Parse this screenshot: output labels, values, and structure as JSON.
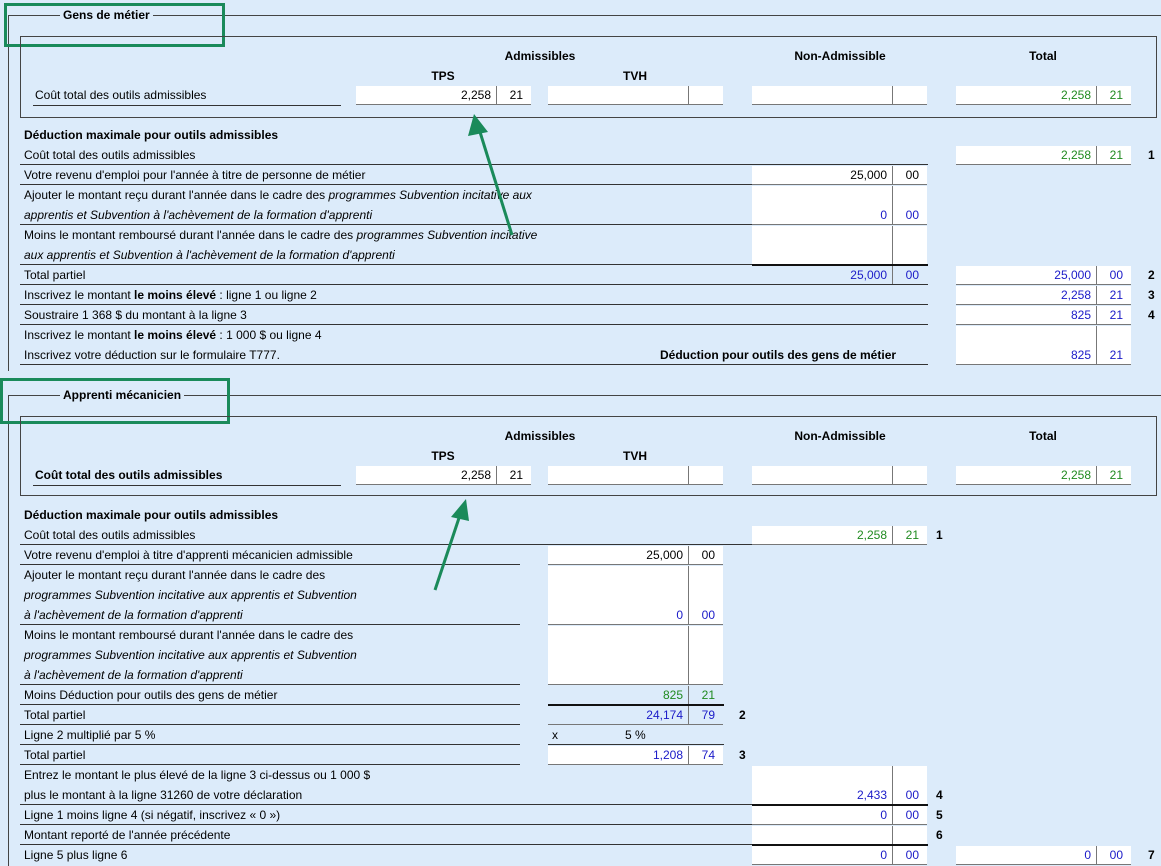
{
  "s1": {
    "legend": "Gens de métier",
    "hdr_admissibles": "Admissibles",
    "hdr_non_admissible": "Non-Admissible",
    "hdr_total": "Total",
    "hdr_tps": "TPS",
    "hdr_tvh": "TVH",
    "cout_total_label": "Coût total des outils admissibles",
    "tps_dollars": "2,258",
    "tps_cents": "21",
    "total_dollars": "2,258",
    "total_cents": "21",
    "deduction_max_title": "Déduction maximale pour outils admissibles",
    "rows": {
      "cout_total": "Coût total des outils admissibles",
      "revenu": "Votre revenu d'emploi pour l'année à titre de personne de métier",
      "ajouter_a": "Ajouter le montant reçu durant l'année dans le cadre des ",
      "ajouter_a_i": "programmes Subvention incitative aux",
      "ajouter_b_i": "apprentis et Subvention à l'achèvement de la formation d'apprenti",
      "moins_a": "Moins le montant remboursé durant l'année dans le cadre des ",
      "moins_a_i": "programmes Subvention incitative",
      "moins_b_i": "aux apprentis et Subvention à l'achèvement de la formation d'apprenti",
      "total_partiel": "Total partiel",
      "inscrivez1_a": "Inscrivez le montant ",
      "inscrivez1_b": "le moins élevé",
      "inscrivez1_c": " : ligne 1 ou ligne 2",
      "soustraire": "Soustraire 1 368 $ du montant à la ligne 3",
      "inscrivez2_a": "Inscrivez le montant ",
      "inscrivez2_b": "le moins élevé",
      "inscrivez2_c": " : 1 000 $ ou ligne 4",
      "inscrivez_ded": "Inscrivez votre déduction sur le formulaire T777.",
      "ded_label": "Déduction pour outils des gens de métier"
    },
    "vals": {
      "l1_d": "2,258",
      "l1_c": "21",
      "rev_d": "25,000",
      "rev_c": "00",
      "ajo_d": "0",
      "ajo_c": "00",
      "tp_in_d": "25,000",
      "tp_in_c": "00",
      "l2_d": "25,000",
      "l2_c": "00",
      "l3_d": "2,258",
      "l3_c": "21",
      "l4_d": "825",
      "l4_c": "21",
      "ded_d": "825",
      "ded_c": "21"
    },
    "line_nums": [
      "1",
      "2",
      "3",
      "4"
    ]
  },
  "s2": {
    "legend": "Apprenti mécanicien",
    "hdr_admissibles": "Admissibles",
    "hdr_non_admissible": "Non-Admissible",
    "hdr_total": "Total",
    "hdr_tps": "TPS",
    "hdr_tvh": "TVH",
    "cout_total_label": "Coût total des outils admissibles",
    "tps_dollars": "2,258",
    "tps_cents": "21",
    "total_dollars": "2,258",
    "total_cents": "21",
    "deduction_max_title": "Déduction maximale pour outils admissibles",
    "rows": {
      "cout_total": "Coût total des outils admissibles",
      "revenu": "Votre revenu d'emploi à titre d'apprenti mécanicien admissible",
      "ajouter_a": "Ajouter le montant reçu durant l'année dans le cadre des",
      "ajouter_b_i": "programmes Subvention incitative aux apprentis et Subvention",
      "ajouter_c_i": "à l'achèvement de la formation d'apprenti",
      "moins_a": "Moins le montant remboursé durant l'année dans le cadre des",
      "moins_b_i": "programmes Subvention incitative aux apprentis et Subvention",
      "moins_c_i": "à l'achèvement de la formation d'apprenti",
      "moins_ded": "Moins Déduction pour outils des gens de métier",
      "total_partiel": "Total partiel",
      "ligne2x5": "Ligne 2 multiplié par 5 %",
      "total_partiel2": "Total partiel",
      "entrez_a": "Entrez le montant le plus élevé de la ligne 3 ci-dessus ou 1 000 $",
      "entrez_b": "plus le montant à la ligne 31260 de votre déclaration",
      "ligne1moins4": "Ligne 1 moins ligne 4 (si négatif, inscrivez « 0 »)",
      "montant_reporte": "Montant reporté de l'année précédente",
      "ligne5plus6": "Ligne 5 plus ligne 6"
    },
    "vals": {
      "l1_d": "2,258",
      "l1_c": "21",
      "rev_d": "25,000",
      "rev_c": "00",
      "ajo_d": "0",
      "ajo_c": "00",
      "mded_d": "825",
      "mded_c": "21",
      "tp_d": "24,174",
      "tp_c": "79",
      "x_sym": "x",
      "pct": "5 %",
      "tp2_d": "1,208",
      "tp2_c": "74",
      "l4_d": "2,433",
      "l4_c": "00",
      "l5_d": "0",
      "l5_c": "00",
      "l7a_d": "0",
      "l7a_c": "00",
      "l7b_d": "0",
      "l7b_c": "00"
    },
    "line_nums": [
      "1",
      "2",
      "3",
      "4",
      "5",
      "6",
      "7"
    ]
  },
  "colors": {
    "background": "#dcebfa",
    "highlight": "#1a8a5a",
    "green_value": "#1f8a1f",
    "blue_value": "#1a1ac8"
  }
}
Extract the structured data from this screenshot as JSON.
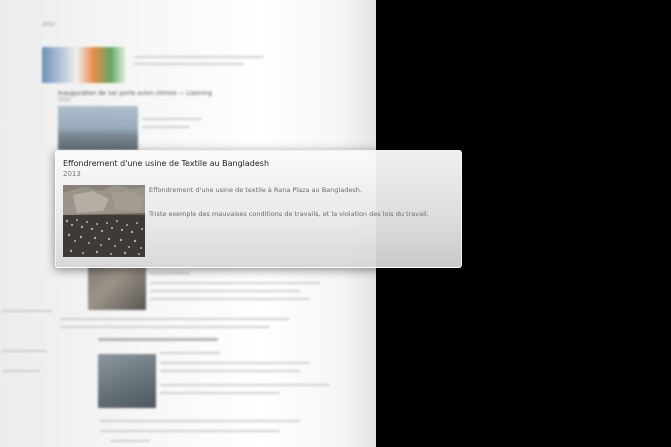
{
  "card": {
    "title": "Effondrement d'une usine de Textile au Bangladesh",
    "year": "2013",
    "description_1": "Effondrement d'une usine de textile à Rana Plaza au Bangladesh.",
    "description_2": "Triste exemple des mauvaises conditions de travails, et la violation des lois du travail."
  },
  "background_items": [
    {
      "title": "",
      "year": "2012"
    },
    {
      "title": "Inauguration de 1er porte avion chinois — Liaoning",
      "year": "2012"
    },
    {
      "title": "",
      "year": ""
    },
    {
      "title": "",
      "year": ""
    }
  ],
  "colors": {
    "backdrop": "#000000",
    "page": "#f6f6f6",
    "card_top": "#fafafa",
    "card_bottom": "#d6d6d6"
  }
}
───
### Problem description
Check every line in the material above for the string "Bangladesh", then give only the number of lines that have it.

### Result for this task
2